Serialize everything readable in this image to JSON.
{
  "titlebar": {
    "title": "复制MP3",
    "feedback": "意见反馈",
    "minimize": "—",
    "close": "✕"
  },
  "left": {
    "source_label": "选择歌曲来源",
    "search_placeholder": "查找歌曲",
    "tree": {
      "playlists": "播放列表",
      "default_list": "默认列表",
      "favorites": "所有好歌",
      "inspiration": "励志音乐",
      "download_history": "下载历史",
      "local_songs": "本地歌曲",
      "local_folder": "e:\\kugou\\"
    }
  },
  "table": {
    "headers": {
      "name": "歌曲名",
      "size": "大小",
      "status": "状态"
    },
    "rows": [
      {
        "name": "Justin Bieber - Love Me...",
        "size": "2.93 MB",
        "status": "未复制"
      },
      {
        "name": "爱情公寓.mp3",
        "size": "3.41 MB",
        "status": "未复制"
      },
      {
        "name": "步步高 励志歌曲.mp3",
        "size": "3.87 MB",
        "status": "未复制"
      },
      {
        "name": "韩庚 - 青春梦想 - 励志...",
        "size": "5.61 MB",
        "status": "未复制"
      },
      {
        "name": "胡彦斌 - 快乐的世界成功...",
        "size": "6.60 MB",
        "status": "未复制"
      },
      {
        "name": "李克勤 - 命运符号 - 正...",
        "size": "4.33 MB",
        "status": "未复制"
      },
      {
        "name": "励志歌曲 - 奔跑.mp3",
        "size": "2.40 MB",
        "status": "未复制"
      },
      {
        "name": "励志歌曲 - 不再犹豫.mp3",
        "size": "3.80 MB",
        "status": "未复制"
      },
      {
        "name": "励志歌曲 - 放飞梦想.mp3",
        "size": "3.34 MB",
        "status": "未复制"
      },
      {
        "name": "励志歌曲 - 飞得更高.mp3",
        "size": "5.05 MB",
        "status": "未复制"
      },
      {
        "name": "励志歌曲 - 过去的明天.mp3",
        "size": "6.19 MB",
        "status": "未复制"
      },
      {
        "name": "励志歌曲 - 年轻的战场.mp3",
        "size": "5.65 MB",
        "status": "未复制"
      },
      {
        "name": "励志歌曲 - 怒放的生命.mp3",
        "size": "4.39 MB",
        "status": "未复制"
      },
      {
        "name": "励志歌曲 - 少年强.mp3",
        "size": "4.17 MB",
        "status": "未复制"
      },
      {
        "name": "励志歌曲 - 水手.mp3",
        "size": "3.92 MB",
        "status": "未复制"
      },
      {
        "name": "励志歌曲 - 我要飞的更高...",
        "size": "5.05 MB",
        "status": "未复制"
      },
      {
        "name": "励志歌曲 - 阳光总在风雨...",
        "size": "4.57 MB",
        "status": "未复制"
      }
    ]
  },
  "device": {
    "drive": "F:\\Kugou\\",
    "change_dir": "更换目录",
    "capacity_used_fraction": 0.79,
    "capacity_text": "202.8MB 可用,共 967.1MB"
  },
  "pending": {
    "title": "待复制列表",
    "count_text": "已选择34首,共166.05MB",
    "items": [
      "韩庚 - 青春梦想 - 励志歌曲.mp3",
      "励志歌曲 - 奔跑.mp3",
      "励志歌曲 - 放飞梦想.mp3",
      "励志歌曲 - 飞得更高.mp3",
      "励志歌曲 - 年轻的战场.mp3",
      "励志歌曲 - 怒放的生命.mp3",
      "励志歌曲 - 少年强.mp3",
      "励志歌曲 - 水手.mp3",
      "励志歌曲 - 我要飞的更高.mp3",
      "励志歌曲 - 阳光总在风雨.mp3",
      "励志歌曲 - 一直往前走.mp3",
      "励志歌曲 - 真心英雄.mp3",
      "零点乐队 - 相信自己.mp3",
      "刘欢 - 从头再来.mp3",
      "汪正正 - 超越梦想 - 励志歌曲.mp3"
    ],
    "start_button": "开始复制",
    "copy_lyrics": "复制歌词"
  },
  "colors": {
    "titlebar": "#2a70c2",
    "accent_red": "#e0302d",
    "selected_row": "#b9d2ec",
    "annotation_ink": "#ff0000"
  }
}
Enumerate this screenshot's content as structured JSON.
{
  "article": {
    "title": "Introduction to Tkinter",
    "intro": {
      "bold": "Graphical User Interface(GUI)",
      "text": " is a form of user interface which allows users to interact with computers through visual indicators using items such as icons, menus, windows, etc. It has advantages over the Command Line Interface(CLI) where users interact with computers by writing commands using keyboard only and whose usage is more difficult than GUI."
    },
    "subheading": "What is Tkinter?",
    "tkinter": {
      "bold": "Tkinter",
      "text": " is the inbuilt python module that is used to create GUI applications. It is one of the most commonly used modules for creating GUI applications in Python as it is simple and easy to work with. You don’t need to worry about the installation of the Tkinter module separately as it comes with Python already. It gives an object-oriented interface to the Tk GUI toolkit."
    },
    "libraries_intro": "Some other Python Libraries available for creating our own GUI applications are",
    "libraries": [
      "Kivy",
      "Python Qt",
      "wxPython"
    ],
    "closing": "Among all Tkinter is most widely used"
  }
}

§ **What the task asks**
Copy and report every line where the word "JSON" is present.

§ **The answer**
Serialize everything readable in this image to JSON.
Enumerate this screenshot's content as structured JSON.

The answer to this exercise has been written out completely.